*WHAT YOU NEED TO DO*:
In the following material, identify every line holding the string "Hard" and return it.
---------- THE DATA
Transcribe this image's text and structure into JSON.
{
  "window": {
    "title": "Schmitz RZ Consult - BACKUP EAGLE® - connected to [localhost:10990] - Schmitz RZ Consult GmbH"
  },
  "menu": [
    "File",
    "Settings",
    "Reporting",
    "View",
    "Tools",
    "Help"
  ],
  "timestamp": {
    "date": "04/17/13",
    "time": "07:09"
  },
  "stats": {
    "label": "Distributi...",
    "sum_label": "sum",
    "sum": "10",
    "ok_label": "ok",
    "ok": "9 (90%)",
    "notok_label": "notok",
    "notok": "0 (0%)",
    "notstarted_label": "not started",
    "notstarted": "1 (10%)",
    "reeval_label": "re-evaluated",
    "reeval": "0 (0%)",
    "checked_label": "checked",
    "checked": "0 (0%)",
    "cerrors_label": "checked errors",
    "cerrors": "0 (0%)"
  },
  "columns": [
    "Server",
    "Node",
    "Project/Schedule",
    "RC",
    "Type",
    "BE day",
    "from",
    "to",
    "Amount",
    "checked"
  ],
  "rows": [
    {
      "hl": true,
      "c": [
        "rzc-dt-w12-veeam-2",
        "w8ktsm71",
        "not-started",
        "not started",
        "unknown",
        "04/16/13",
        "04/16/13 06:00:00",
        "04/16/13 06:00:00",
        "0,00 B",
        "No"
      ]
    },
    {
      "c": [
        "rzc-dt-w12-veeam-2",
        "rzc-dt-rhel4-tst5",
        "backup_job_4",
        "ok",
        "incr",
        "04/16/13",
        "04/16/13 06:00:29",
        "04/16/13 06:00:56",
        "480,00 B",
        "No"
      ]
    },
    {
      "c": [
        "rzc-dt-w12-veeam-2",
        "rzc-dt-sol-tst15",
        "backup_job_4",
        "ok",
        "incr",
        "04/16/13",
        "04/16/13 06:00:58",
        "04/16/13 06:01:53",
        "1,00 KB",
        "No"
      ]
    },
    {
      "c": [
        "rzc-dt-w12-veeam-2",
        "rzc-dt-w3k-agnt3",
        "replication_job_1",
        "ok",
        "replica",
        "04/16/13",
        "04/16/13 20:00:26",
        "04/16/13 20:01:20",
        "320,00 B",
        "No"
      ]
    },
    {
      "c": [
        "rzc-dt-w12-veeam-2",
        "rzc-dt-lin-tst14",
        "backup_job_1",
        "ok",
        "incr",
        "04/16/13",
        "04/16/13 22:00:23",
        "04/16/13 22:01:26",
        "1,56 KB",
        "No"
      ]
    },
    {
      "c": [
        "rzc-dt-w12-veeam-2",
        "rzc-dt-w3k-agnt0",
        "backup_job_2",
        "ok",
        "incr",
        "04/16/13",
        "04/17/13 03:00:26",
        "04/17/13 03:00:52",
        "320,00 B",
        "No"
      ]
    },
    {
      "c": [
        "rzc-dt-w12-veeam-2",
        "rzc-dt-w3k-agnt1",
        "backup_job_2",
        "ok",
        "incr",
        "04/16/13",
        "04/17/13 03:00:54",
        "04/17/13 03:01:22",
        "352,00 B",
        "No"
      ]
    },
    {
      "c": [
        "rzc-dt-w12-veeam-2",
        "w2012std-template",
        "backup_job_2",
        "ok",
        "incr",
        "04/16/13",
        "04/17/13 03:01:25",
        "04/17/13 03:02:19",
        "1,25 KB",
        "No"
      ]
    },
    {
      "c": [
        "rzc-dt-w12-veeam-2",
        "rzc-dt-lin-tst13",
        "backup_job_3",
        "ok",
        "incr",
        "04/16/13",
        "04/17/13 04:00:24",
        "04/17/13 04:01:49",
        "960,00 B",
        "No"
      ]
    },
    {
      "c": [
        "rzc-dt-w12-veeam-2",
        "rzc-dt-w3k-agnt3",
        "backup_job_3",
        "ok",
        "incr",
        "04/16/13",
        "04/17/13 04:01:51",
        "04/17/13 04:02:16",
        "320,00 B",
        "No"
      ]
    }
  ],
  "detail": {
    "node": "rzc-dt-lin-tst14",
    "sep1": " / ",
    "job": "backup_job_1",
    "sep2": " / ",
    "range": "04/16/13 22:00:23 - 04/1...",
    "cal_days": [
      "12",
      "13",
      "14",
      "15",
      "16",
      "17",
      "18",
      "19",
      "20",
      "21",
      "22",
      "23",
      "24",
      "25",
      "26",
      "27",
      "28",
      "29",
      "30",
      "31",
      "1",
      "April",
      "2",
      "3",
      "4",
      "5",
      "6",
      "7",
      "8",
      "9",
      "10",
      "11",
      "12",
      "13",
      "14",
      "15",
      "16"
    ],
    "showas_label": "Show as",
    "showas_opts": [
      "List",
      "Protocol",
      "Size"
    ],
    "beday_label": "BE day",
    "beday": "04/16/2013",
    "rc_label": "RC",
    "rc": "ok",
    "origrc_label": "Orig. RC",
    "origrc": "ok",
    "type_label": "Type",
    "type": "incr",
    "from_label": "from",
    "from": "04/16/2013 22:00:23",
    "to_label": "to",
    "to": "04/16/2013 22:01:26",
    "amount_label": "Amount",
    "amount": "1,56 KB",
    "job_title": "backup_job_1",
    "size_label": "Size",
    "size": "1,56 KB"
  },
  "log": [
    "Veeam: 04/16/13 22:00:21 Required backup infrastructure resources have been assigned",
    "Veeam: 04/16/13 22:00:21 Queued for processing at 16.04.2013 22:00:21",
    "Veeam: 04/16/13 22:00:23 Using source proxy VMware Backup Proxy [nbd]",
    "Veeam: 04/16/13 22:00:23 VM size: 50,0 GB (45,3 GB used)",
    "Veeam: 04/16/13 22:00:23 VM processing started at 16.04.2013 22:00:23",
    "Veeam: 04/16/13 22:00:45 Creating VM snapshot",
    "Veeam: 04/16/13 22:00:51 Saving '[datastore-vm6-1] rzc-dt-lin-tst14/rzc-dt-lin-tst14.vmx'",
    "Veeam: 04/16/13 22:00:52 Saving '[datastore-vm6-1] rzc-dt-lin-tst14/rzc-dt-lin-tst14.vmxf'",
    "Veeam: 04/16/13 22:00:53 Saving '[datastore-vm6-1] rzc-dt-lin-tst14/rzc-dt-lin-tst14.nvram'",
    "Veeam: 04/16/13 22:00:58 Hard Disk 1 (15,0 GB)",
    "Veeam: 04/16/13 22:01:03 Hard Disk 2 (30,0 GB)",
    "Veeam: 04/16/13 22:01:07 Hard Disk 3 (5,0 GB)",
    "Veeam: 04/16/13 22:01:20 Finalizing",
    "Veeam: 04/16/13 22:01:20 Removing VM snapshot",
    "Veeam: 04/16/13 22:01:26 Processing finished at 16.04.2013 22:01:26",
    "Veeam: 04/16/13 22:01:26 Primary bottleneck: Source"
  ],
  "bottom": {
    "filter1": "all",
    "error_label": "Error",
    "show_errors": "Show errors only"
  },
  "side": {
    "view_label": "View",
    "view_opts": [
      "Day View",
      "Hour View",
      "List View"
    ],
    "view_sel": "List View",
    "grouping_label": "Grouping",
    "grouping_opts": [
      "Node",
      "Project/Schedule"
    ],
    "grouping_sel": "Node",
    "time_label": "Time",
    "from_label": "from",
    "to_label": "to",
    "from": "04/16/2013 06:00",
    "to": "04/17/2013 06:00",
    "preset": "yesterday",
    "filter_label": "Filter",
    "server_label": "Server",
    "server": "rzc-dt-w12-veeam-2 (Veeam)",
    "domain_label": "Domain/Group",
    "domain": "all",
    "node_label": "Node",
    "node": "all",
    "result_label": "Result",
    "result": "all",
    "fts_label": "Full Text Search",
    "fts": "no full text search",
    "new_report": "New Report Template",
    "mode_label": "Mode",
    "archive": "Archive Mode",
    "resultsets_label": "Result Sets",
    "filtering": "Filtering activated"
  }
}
--------------------
*TASK OUTPUT*:
    "Veeam: 04/16/13 22:00:58 Hard Disk 1 (15,0 GB)",
    "Veeam: 04/16/13 22:01:03 Hard Disk 2 (30,0 GB)",
    "Veeam: 04/16/13 22:01:07 Hard Disk 3 (5,0 GB)",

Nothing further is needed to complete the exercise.